:: Information given

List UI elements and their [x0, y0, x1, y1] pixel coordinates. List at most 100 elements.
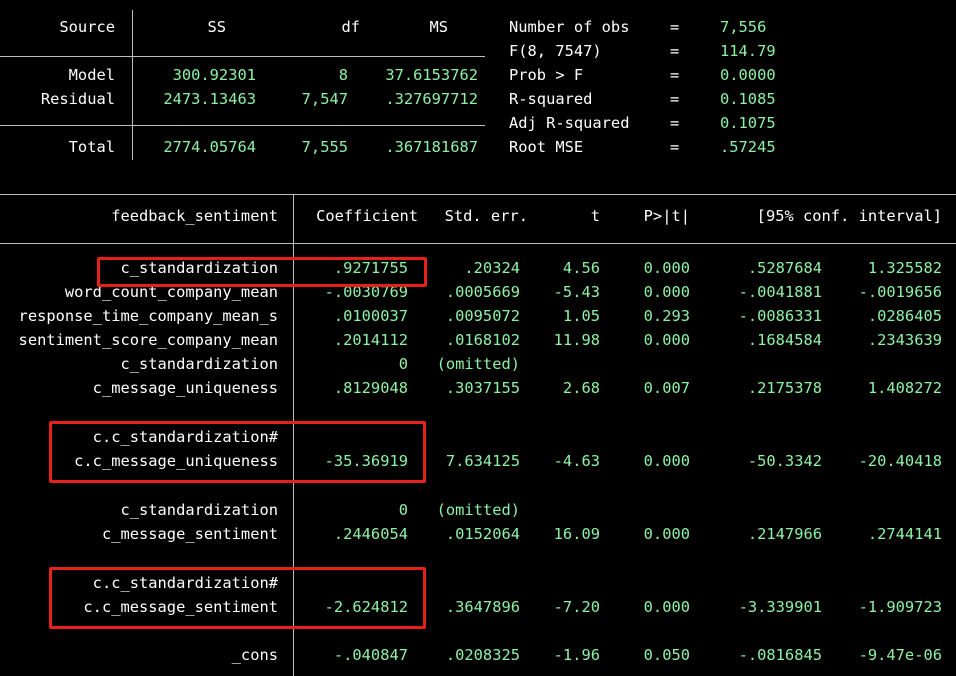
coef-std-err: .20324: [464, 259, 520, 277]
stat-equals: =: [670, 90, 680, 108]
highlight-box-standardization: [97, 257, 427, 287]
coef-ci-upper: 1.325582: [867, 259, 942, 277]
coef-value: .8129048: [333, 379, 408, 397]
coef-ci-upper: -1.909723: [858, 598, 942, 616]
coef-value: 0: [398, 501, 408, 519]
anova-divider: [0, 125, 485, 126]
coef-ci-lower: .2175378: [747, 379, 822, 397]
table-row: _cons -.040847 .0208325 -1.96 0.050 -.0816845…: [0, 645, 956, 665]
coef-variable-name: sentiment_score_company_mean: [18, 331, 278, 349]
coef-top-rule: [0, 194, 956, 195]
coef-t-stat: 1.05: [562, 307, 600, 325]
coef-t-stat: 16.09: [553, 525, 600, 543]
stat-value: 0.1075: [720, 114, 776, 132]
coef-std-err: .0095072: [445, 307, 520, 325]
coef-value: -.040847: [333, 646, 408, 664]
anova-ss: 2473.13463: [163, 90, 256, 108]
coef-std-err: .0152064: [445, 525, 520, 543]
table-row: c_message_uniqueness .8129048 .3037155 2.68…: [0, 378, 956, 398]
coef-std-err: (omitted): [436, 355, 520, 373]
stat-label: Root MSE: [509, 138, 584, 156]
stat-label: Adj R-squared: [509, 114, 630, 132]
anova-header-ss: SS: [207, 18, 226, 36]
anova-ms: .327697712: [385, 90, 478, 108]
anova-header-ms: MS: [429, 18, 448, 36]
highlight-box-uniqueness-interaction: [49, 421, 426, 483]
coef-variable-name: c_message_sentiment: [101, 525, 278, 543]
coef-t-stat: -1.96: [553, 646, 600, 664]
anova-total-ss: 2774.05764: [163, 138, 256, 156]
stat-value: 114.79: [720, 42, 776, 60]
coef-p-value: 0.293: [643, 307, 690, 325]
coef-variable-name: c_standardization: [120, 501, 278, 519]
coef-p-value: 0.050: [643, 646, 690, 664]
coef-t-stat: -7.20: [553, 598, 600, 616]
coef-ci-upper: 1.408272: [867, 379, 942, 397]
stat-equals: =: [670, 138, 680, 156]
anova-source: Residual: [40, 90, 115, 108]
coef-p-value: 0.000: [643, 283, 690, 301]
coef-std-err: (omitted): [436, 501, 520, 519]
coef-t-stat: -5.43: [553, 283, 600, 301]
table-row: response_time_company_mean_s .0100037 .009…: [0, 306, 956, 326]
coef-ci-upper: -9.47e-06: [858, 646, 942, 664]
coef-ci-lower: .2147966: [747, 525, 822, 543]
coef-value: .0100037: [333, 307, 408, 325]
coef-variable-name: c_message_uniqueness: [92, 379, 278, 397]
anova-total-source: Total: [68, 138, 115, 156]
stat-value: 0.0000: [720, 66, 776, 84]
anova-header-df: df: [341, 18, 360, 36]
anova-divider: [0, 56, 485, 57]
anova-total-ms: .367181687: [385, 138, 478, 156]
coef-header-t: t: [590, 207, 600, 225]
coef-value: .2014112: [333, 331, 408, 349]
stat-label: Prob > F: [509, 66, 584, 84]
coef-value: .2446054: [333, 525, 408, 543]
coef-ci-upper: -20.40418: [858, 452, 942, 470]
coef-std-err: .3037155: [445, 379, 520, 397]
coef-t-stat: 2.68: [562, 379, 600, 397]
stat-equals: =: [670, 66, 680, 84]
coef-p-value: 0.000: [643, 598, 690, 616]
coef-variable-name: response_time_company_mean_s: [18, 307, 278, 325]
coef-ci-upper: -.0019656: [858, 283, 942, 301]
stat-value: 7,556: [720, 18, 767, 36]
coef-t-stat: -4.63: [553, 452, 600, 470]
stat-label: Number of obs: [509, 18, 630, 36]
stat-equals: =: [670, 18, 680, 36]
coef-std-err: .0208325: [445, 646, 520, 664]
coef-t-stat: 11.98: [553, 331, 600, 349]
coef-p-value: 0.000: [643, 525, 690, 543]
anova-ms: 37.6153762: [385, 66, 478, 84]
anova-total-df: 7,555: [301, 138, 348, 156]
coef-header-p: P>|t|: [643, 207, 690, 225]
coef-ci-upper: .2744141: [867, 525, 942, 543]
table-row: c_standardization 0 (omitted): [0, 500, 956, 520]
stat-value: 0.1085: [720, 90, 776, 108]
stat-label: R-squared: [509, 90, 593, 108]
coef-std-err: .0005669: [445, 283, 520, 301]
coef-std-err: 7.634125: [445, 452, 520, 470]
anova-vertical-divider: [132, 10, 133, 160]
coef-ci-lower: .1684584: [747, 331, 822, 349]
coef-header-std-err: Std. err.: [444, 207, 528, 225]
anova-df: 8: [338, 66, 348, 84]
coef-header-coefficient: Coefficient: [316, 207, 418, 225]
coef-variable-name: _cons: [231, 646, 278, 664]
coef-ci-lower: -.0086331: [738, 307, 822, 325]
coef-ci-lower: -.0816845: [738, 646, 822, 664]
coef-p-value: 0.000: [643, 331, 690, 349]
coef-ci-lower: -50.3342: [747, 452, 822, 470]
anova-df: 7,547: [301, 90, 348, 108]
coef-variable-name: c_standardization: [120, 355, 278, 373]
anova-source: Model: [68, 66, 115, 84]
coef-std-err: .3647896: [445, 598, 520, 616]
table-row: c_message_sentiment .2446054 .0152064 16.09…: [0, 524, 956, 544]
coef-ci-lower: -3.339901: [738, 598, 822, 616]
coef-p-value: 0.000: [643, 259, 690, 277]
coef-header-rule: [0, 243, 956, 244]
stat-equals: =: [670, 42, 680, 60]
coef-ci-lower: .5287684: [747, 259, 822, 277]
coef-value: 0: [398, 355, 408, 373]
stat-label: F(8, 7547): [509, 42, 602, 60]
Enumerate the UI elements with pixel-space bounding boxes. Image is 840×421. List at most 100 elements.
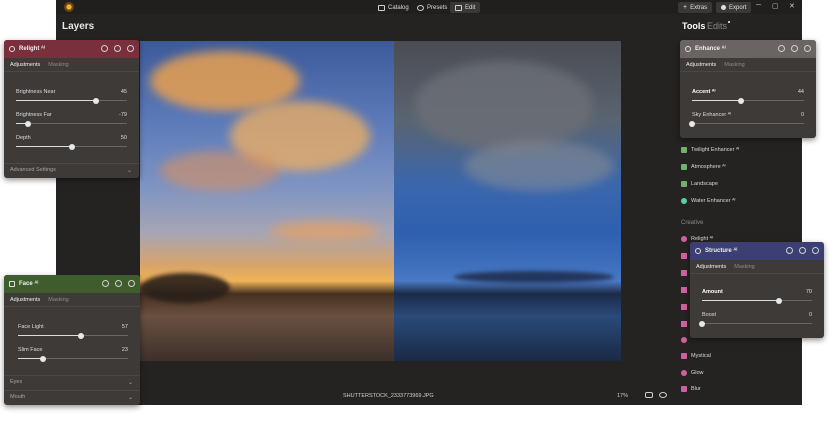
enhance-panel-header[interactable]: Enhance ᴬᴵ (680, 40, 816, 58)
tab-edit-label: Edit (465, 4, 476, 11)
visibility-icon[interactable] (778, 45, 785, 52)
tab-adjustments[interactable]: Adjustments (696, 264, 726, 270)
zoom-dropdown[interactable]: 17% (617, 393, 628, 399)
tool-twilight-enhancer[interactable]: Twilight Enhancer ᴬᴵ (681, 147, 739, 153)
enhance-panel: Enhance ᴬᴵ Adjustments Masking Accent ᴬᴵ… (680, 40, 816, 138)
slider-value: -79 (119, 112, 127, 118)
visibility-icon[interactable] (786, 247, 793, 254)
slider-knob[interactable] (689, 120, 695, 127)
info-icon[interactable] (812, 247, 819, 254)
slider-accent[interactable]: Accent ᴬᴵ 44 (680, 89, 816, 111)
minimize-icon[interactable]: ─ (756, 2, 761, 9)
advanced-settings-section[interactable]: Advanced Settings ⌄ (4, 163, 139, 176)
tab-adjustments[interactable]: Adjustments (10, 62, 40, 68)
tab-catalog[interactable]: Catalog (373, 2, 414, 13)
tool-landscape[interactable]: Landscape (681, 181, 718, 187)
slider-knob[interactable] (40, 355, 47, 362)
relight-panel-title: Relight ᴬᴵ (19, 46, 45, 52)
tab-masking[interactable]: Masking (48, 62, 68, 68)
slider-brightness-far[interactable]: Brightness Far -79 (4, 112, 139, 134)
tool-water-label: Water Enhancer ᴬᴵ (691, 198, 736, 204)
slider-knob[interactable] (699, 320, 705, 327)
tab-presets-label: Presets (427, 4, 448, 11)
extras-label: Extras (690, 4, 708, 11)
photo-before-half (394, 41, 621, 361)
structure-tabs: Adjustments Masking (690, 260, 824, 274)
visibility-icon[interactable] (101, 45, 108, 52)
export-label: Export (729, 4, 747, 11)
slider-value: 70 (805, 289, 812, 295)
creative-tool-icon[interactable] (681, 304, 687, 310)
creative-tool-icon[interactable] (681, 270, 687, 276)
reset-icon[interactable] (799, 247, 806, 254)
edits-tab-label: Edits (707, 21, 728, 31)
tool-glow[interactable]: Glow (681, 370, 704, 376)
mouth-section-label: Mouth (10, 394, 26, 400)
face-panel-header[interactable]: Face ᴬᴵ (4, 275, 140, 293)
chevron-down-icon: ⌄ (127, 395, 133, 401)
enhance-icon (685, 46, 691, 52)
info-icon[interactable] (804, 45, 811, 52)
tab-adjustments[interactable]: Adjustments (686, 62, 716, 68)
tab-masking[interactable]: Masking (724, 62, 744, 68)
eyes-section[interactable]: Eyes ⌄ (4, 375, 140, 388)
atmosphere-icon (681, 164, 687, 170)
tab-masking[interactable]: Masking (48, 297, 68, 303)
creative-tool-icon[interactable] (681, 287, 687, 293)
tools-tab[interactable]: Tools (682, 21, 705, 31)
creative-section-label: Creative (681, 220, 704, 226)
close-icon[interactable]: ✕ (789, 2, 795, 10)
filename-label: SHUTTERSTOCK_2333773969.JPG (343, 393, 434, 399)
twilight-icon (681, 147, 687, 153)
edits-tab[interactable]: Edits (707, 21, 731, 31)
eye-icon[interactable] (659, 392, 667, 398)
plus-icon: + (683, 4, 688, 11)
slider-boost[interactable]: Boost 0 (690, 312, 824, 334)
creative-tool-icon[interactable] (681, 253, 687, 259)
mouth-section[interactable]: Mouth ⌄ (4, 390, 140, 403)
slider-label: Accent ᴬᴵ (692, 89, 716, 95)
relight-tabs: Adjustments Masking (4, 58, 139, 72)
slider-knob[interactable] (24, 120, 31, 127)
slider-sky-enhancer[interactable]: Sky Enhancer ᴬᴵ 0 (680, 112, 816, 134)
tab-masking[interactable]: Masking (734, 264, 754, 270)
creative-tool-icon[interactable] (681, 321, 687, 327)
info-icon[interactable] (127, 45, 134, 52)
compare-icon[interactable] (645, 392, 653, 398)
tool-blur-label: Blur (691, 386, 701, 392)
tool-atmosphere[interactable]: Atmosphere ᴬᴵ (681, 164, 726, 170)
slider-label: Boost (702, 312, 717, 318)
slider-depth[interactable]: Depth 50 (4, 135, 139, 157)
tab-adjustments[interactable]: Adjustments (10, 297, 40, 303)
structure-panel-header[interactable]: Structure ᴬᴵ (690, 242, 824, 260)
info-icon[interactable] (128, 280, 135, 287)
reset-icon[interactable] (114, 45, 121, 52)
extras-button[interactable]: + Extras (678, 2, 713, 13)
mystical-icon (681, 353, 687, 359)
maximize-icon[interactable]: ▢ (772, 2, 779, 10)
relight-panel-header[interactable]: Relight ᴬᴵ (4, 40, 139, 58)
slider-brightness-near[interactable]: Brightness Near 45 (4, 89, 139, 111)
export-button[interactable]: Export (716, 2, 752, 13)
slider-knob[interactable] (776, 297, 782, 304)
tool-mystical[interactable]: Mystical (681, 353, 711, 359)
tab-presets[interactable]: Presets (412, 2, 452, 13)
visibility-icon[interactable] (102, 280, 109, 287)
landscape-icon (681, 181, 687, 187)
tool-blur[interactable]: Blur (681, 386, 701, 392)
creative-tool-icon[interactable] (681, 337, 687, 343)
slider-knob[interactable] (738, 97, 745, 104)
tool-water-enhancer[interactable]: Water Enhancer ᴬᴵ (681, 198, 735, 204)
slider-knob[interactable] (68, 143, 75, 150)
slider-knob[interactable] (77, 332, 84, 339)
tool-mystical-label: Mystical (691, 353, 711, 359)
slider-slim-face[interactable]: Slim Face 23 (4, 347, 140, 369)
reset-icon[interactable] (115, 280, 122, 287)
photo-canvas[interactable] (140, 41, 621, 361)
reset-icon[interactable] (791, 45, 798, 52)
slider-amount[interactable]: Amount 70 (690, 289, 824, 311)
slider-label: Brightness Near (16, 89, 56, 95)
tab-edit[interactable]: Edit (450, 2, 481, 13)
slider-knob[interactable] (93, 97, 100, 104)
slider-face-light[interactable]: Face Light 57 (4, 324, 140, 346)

::::

# [Exercise instructions]
Copy the material from the line with "coef-std-err: .20324: [464, 259, 520, 277]" to the line with "coef-ci-lower: .2175378: [747, 379, 822, 397]", putting "coef-estimate" wherever "coef-value" appears and leaving everything else as it is.

# [Answer in full]
coef-std-err: .20324: [464, 259, 520, 277]
stat-equals: =: [670, 90, 680, 108]
highlight-box-standardization: [97, 257, 427, 287]
coef-ci-upper: 1.325582: [867, 259, 942, 277]
coef-estimate: .8129048: [333, 379, 408, 397]
coef-ci-upper: -1.909723: [858, 598, 942, 616]
coef-estimate: 0: [398, 501, 408, 519]
anova-divider: [0, 125, 485, 126]
coef-ci-lower: .2175378: [747, 379, 822, 397]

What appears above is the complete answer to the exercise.